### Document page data
-- Opening Marker --
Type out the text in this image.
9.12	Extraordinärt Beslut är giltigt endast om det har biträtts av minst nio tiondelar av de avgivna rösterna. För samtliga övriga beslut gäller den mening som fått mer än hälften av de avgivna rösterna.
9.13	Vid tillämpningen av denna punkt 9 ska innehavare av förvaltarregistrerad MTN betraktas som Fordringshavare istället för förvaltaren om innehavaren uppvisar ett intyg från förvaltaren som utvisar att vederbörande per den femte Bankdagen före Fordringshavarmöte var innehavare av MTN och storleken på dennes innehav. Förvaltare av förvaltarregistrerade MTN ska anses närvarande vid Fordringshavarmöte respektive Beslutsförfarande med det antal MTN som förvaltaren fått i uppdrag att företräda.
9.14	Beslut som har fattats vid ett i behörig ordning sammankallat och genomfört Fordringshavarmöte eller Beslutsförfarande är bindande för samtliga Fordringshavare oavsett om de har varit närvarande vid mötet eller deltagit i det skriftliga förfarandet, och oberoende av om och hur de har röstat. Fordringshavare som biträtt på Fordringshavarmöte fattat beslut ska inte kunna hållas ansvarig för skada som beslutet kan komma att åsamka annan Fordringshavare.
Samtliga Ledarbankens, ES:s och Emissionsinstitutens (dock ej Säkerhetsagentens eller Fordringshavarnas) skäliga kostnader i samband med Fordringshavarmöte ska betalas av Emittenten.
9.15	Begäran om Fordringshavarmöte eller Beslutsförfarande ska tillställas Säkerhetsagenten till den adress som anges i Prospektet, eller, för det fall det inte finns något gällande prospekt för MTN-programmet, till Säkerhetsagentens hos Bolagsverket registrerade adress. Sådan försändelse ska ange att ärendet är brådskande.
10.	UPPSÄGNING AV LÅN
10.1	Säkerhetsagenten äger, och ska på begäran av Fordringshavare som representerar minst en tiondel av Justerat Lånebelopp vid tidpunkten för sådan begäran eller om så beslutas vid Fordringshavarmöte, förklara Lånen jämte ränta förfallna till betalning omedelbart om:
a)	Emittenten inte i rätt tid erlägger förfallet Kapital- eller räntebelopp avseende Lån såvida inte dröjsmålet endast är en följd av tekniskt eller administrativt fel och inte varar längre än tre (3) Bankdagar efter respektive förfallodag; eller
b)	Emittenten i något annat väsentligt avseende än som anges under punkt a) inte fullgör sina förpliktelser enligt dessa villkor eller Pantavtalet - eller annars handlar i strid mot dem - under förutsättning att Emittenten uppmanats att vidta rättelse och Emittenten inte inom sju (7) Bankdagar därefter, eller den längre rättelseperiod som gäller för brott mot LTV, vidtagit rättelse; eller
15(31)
-- Closing Marker --
### Exercise brief
Exactly as they stand, repeat all the records.

### Solved exercise
Type out the text in this image.
9.12	Extraordinärt Beslut är giltigt endast om det har biträtts av minst nio tiondelar av de avgivna rösterna. För samtliga övriga beslut gäller den mening som fått mer än hälften av de avgivna rösterna.
9.13	Vid tillämpningen av denna punkt 9 ska innehavare av förvaltarregistrerad MTN betraktas som Fordringshavare istället för förvaltaren om innehavaren uppvisar ett intyg från förvaltaren som utvisar att vederbörande per den femte Bankdagen före Fordringshavarmöte var innehavare av MTN och storleken på dennes innehav. Förvaltare av förvaltarregistrerade MTN ska anses närvarande vid Fordringshavarmöte respektive Beslutsförfarande med det antal MTN som förvaltaren fått i uppdrag att företräda.
9.14	Beslut som har fattats vid ett i behörig ordning sammankallat och genomfört Fordringshavarmöte eller Beslutsförfarande är bindande för samtliga Fordringshavare oavsett om de har varit närvarande vid mötet eller deltagit i det skriftliga förfarandet, och oberoende av om och hur de har röstat. Fordringshavare som biträtt på Fordringshavarmöte fattat beslut ska inte kunna hållas ansvarig för skada som beslutet kan komma att åsamka annan Fordringshavare.
Samtliga Ledarbankens, ES:s och Emissionsinstitutens (dock ej Säkerhetsagentens eller Fordringshavarnas) skäliga kostnader i samband med Fordringshavarmöte ska betalas av Emittenten.
9.15	Begäran om Fordringshavarmöte eller Beslutsförfarande ska tillställas Säkerhetsagenten till den adress som anges i Prospektet, eller, för det fall det inte finns något gällande prospekt för MTN-programmet, till Säkerhetsagentens hos Bolagsverket registrerade adress. Sådan försändelse ska ange att ärendet är brådskande.
10.	UPPSÄGNING AV LÅN
10.1	Säkerhetsagenten äger, och ska på begäran av Fordringshavare som representerar minst en tiondel av Justerat Lånebelopp vid tidpunkten för sådan begäran eller om så beslutas vid Fordringshavarmöte, förklara Lånen jämte ränta förfallna till betalning omedelbart om:
a)	Emittenten inte i rätt tid erlägger förfallet Kapital- eller räntebelopp avseende Lån såvida inte dröjsmålet endast är en följd av tekniskt eller administrativt fel och inte varar längre än tre (3) Bankdagar efter respektive förfallodag; eller
b)	Emittenten i något annat väsentligt avseende än som anges under punkt a) inte fullgör sina förpliktelser enligt dessa villkor eller Pantavtalet - eller annars handlar i strid mot dem - under förutsättning att Emittenten uppmanats att vidta rättelse och Emittenten inte inom sju (7) Bankdagar därefter, eller den längre rättelseperiod som gäller för brott mot LTV, vidtagit rättelse; eller
15(31)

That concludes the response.